■ **Data records**:
---+---

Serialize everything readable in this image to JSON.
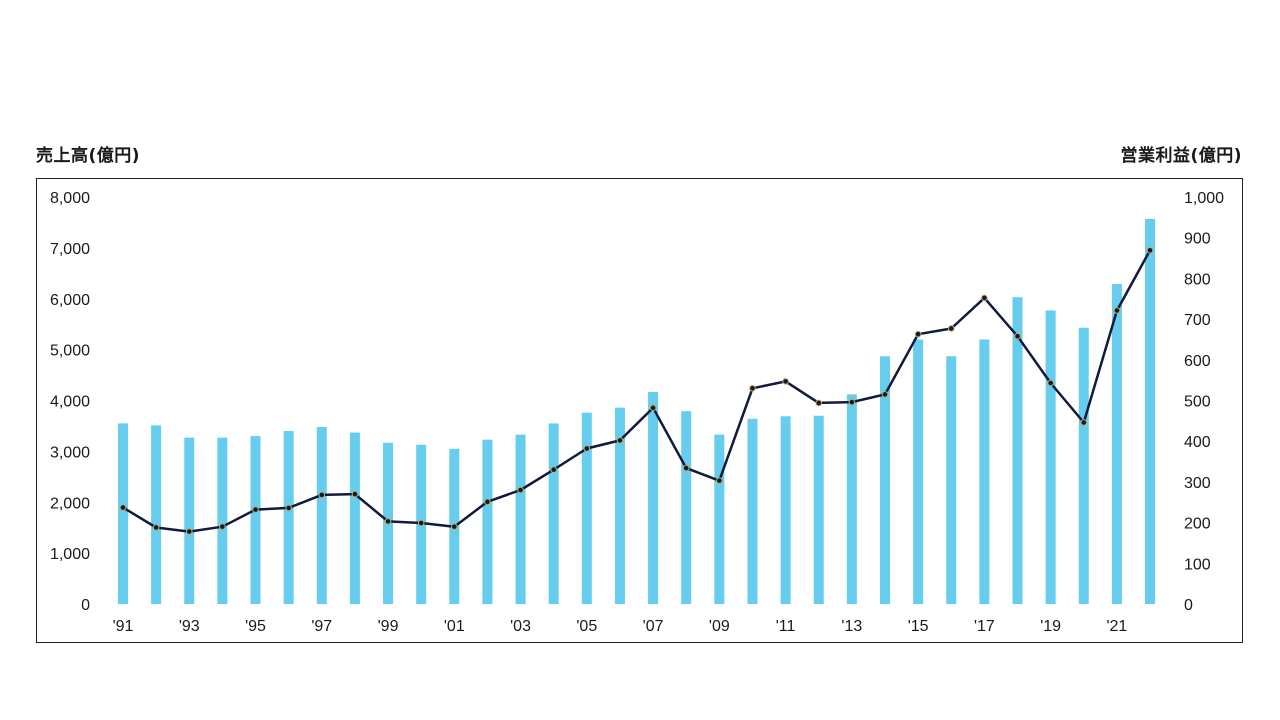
{
  "chart_data": {
    "type": "bar+line",
    "left_axis": {
      "title": "売上高(億円)",
      "ticks": [
        "0",
        "1,000",
        "2,000",
        "3,000",
        "4,000",
        "5,000",
        "6,000",
        "7,000",
        "8,000"
      ],
      "ylim": [
        0,
        8000
      ]
    },
    "right_axis": {
      "title": "営業利益(億円)",
      "ticks": [
        "0",
        "100",
        "200",
        "300",
        "400",
        "500",
        "600",
        "700",
        "800",
        "900",
        "1,000"
      ],
      "ylim": [
        0,
        1000
      ]
    },
    "x_tick_labels": [
      "'91",
      "'93",
      "'95",
      "'97",
      "'99",
      "'01",
      "'03",
      "'05",
      "'07",
      "'09",
      "'11",
      "'13",
      "'15",
      "'17",
      "'19",
      "'21"
    ],
    "x": [
      1991,
      1992,
      1993,
      1994,
      1995,
      1996,
      1997,
      1998,
      1999,
      2000,
      2001,
      2002,
      2003,
      2004,
      2005,
      2006,
      2007,
      2008,
      2009,
      2010,
      2011,
      2012,
      2013,
      2014,
      2015,
      2016,
      2017,
      2018,
      2019,
      2020,
      2021,
      2022
    ],
    "series": [
      {
        "axis": "left",
        "type": "bar",
        "color": "#66cdee",
        "values": [
          3550,
          3510,
          3270,
          3270,
          3300,
          3400,
          3480,
          3370,
          3170,
          3130,
          3050,
          3230,
          3330,
          3550,
          3760,
          3860,
          4170,
          3790,
          3330,
          3640,
          3690,
          3700,
          4120,
          4870,
          5200,
          4870,
          5200,
          6030,
          5770,
          5430,
          6290,
          7570
        ]
      },
      {
        "axis": "right",
        "type": "line",
        "color": "#0f1a3d",
        "marker_color": "#c8a84b",
        "values": [
          237,
          188,
          178,
          190,
          232,
          236,
          268,
          270,
          203,
          199,
          190,
          251,
          280,
          330,
          382,
          402,
          482,
          334,
          303,
          530,
          547,
          494,
          496,
          515,
          663,
          677,
          752,
          658,
          543,
          446,
          721,
          869
        ]
      }
    ]
  }
}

---+---

■ **Task instructions**: Reproduce the entries above word for word. Pictures stay out.

■ **Solution for this problem**:
Serialize everything readable in this image to JSON.
{
  "chart_data": {
    "type": "bar+line",
    "left_axis": {
      "title": "売上高(億円)",
      "ticks": [
        "0",
        "1,000",
        "2,000",
        "3,000",
        "4,000",
        "5,000",
        "6,000",
        "7,000",
        "8,000"
      ],
      "ylim": [
        0,
        8000
      ]
    },
    "right_axis": {
      "title": "営業利益(億円)",
      "ticks": [
        "0",
        "100",
        "200",
        "300",
        "400",
        "500",
        "600",
        "700",
        "800",
        "900",
        "1,000"
      ],
      "ylim": [
        0,
        1000
      ]
    },
    "x_tick_labels": [
      "'91",
      "'93",
      "'95",
      "'97",
      "'99",
      "'01",
      "'03",
      "'05",
      "'07",
      "'09",
      "'11",
      "'13",
      "'15",
      "'17",
      "'19",
      "'21"
    ],
    "x": [
      1991,
      1992,
      1993,
      1994,
      1995,
      1996,
      1997,
      1998,
      1999,
      2000,
      2001,
      2002,
      2003,
      2004,
      2005,
      2006,
      2007,
      2008,
      2009,
      2010,
      2011,
      2012,
      2013,
      2014,
      2015,
      2016,
      2017,
      2018,
      2019,
      2020,
      2021,
      2022
    ],
    "series": [
      {
        "axis": "left",
        "type": "bar",
        "color": "#66cdee",
        "values": [
          3550,
          3510,
          3270,
          3270,
          3300,
          3400,
          3480,
          3370,
          3170,
          3130,
          3050,
          3230,
          3330,
          3550,
          3760,
          3860,
          4170,
          3790,
          3330,
          3640,
          3690,
          3700,
          4120,
          4870,
          5200,
          4870,
          5200,
          6030,
          5770,
          5430,
          6290,
          7570
        ]
      },
      {
        "axis": "right",
        "type": "line",
        "color": "#0f1a3d",
        "marker_color": "#c8a84b",
        "values": [
          237,
          188,
          178,
          190,
          232,
          236,
          268,
          270,
          203,
          199,
          190,
          251,
          280,
          330,
          382,
          402,
          482,
          334,
          303,
          530,
          547,
          494,
          496,
          515,
          663,
          677,
          752,
          658,
          543,
          446,
          721,
          869
        ]
      }
    ]
  }
}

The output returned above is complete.